Set problem -> Output all the material that follows, exactly as given.

Data section ->
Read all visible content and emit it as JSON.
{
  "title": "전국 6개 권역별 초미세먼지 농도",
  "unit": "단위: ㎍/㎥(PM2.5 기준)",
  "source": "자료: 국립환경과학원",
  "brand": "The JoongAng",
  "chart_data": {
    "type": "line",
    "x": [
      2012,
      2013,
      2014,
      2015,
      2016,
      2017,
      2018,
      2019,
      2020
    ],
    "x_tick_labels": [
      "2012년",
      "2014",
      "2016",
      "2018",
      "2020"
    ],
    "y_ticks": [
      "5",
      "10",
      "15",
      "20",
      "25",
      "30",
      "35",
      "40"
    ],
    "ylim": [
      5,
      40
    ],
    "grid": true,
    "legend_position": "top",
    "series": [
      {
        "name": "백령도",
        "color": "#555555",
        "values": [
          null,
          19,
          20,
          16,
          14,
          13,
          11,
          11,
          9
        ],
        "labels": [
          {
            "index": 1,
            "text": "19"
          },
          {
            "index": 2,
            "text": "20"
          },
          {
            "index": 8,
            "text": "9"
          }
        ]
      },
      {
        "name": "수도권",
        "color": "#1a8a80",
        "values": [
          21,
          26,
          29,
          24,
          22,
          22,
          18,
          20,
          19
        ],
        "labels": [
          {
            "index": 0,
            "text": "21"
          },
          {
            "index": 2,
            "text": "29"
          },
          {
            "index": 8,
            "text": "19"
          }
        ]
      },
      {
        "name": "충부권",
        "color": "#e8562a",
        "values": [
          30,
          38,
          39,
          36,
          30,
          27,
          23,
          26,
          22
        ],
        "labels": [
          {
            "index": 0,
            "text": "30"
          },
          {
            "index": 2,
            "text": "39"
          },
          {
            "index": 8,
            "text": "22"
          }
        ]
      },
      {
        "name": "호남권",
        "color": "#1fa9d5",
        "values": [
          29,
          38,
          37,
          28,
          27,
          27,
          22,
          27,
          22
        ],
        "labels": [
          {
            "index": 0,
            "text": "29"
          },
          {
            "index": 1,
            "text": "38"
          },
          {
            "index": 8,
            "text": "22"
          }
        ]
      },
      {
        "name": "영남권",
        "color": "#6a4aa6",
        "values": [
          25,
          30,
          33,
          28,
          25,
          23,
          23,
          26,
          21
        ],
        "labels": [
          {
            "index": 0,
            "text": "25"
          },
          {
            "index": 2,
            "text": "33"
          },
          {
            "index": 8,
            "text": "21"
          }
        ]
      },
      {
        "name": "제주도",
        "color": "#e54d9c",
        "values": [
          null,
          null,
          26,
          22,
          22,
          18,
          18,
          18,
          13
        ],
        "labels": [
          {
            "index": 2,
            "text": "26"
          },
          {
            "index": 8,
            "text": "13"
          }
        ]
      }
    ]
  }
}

Solution to this problem ->
Read all visible content and emit it as JSON.
{
  "title": "전국 6개 권역별 초미세먼지 농도",
  "unit": "단위: ㎍/㎥(PM2.5 기준)",
  "source": "자료: 국립환경과학원",
  "brand": "The JoongAng",
  "chart_data": {
    "type": "line",
    "x": [
      2012,
      2013,
      2014,
      2015,
      2016,
      2017,
      2018,
      2019,
      2020
    ],
    "x_tick_labels": [
      "2012년",
      "2014",
      "2016",
      "2018",
      "2020"
    ],
    "y_ticks": [
      "5",
      "10",
      "15",
      "20",
      "25",
      "30",
      "35",
      "40"
    ],
    "ylim": [
      5,
      40
    ],
    "grid": true,
    "legend_position": "top",
    "series": [
      {
        "name": "백령도",
        "color": "#555555",
        "values": [
          null,
          19,
          20,
          16,
          14,
          13,
          11,
          11,
          9
        ],
        "labels": [
          {
            "index": 1,
            "text": "19"
          },
          {
            "index": 2,
            "text": "20"
          },
          {
            "index": 8,
            "text": "9"
          }
        ]
      },
      {
        "name": "수도권",
        "color": "#1a8a80",
        "values": [
          21,
          26,
          29,
          24,
          22,
          22,
          18,
          20,
          19
        ],
        "labels": [
          {
            "index": 0,
            "text": "21"
          },
          {
            "index": 2,
            "text": "29"
          },
          {
            "index": 8,
            "text": "19"
          }
        ]
      },
      {
        "name": "충부권",
        "color": "#e8562a",
        "values": [
          30,
          38,
          39,
          36,
          30,
          27,
          23,
          26,
          22
        ],
        "labels": [
          {
            "index": 0,
            "text": "30"
          },
          {
            "index": 2,
            "text": "39"
          },
          {
            "index": 8,
            "text": "22"
          }
        ]
      },
      {
        "name": "호남권",
        "color": "#1fa9d5",
        "values": [
          29,
          38,
          37,
          28,
          27,
          27,
          22,
          27,
          22
        ],
        "labels": [
          {
            "index": 0,
            "text": "29"
          },
          {
            "index": 1,
            "text": "38"
          },
          {
            "index": 8,
            "text": "22"
          }
        ]
      },
      {
        "name": "영남권",
        "color": "#6a4aa6",
        "values": [
          25,
          30,
          33,
          28,
          25,
          23,
          23,
          26,
          21
        ],
        "labels": [
          {
            "index": 0,
            "text": "25"
          },
          {
            "index": 2,
            "text": "33"
          },
          {
            "index": 8,
            "text": "21"
          }
        ]
      },
      {
        "name": "제주도",
        "color": "#e54d9c",
        "values": [
          null,
          null,
          26,
          22,
          22,
          18,
          18,
          18,
          13
        ],
        "labels": [
          {
            "index": 2,
            "text": "26"
          },
          {
            "index": 8,
            "text": "13"
          }
        ]
      }
    ]
  }
}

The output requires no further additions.